## [Data for this exercise]

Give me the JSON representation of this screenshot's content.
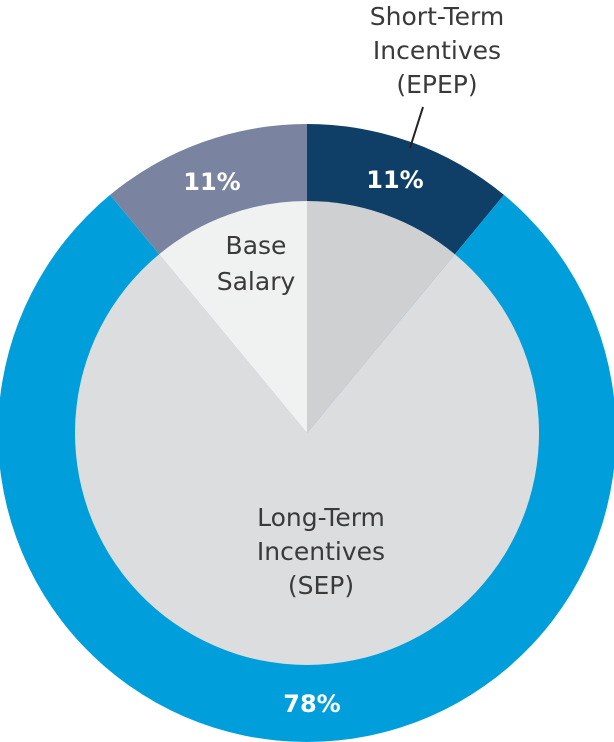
{
  "chart_data": {
    "type": "pie",
    "style": "donut",
    "segments": [
      {
        "name": "Short-Term Incentives (EPEP)",
        "label_lines": [
          "Short-Term",
          "Incentives",
          "(EPEP)"
        ],
        "value": 11,
        "value_label": "11%",
        "color": "#0f3f67",
        "inner_color": "#cfd0d2"
      },
      {
        "name": "Long-Term Incentives (SEP)",
        "label_lines": [
          "Long-Term",
          "Incentives",
          "(SEP)"
        ],
        "value": 78,
        "value_label": "78%",
        "color": "#009fdc",
        "inner_color": "#dcdddf"
      },
      {
        "name": "Base Salary",
        "label_lines": [
          "Base",
          "Salary"
        ],
        "value": 11,
        "value_label": "11%",
        "color": "#7a84a0",
        "inner_color": "#f0f1f1"
      }
    ]
  }
}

## [Written instruction]
Repeat the data exactly, without the pictures.

## [Final result]
Give me the JSON representation of this screenshot's content.
{
  "chart_data": {
    "type": "pie",
    "style": "donut",
    "segments": [
      {
        "name": "Short-Term Incentives (EPEP)",
        "label_lines": [
          "Short-Term",
          "Incentives",
          "(EPEP)"
        ],
        "value": 11,
        "value_label": "11%",
        "color": "#0f3f67",
        "inner_color": "#cfd0d2"
      },
      {
        "name": "Long-Term Incentives (SEP)",
        "label_lines": [
          "Long-Term",
          "Incentives",
          "(SEP)"
        ],
        "value": 78,
        "value_label": "78%",
        "color": "#009fdc",
        "inner_color": "#dcdddf"
      },
      {
        "name": "Base Salary",
        "label_lines": [
          "Base",
          "Salary"
        ],
        "value": 11,
        "value_label": "11%",
        "color": "#7a84a0",
        "inner_color": "#f0f1f1"
      }
    ]
  }
}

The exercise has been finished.